-- BEGIN --

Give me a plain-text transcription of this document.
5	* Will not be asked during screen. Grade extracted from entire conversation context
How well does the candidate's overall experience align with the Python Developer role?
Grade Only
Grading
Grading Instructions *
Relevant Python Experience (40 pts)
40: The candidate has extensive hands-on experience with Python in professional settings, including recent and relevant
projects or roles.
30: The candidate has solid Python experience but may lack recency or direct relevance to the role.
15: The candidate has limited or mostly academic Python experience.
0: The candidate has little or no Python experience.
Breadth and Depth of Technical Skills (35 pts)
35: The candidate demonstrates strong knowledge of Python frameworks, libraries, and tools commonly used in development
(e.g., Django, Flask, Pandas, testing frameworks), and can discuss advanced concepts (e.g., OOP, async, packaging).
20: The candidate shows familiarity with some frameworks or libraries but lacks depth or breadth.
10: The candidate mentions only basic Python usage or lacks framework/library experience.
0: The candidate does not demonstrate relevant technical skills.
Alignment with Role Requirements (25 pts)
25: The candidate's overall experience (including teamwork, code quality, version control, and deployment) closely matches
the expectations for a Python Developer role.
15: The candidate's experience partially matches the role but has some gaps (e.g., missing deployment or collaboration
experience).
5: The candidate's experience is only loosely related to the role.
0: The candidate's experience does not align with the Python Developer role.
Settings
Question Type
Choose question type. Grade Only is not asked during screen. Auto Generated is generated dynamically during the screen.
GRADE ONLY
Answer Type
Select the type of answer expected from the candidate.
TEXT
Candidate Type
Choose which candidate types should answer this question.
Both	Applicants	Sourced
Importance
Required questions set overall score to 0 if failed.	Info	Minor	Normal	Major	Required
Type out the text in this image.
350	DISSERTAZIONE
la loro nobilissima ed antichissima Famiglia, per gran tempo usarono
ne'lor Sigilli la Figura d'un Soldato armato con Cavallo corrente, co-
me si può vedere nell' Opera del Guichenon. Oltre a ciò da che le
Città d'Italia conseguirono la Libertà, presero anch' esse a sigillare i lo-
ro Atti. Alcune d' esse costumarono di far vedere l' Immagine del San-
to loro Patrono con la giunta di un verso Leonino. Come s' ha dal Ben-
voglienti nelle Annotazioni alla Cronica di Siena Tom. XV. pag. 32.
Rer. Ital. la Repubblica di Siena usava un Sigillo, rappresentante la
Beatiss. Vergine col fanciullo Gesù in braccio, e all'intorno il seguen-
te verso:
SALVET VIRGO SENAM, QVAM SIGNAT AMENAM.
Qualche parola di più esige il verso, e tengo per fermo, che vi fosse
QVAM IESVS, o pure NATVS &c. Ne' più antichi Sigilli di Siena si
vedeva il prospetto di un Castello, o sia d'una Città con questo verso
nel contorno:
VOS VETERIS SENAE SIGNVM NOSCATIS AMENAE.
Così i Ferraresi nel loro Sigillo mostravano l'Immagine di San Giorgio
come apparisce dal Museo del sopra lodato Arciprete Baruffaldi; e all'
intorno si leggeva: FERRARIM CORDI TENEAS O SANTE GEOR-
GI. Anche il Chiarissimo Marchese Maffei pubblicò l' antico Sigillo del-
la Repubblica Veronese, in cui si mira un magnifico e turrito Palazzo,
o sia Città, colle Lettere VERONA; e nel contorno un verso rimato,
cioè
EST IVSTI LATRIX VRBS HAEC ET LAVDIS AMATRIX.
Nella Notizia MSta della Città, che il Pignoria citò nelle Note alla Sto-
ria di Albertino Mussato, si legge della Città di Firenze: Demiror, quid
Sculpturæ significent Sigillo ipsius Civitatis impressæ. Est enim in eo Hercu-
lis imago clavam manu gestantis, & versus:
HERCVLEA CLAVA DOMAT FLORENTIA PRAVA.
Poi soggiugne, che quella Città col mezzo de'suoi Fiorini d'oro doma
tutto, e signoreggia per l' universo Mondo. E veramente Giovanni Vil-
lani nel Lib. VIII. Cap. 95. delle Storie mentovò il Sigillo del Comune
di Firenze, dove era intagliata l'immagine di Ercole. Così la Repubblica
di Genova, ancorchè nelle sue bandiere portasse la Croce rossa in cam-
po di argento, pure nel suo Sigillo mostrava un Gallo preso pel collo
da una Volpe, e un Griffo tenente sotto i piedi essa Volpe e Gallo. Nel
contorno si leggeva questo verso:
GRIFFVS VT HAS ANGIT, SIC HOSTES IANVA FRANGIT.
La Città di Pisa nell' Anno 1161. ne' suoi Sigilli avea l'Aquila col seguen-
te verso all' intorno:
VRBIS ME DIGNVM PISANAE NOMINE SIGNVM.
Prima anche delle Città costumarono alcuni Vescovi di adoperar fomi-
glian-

-- END --

◆ Instructions for the task
Count how many lines of the material hold the string "alla". Give the number and nothing more.

◆ Result of the task
2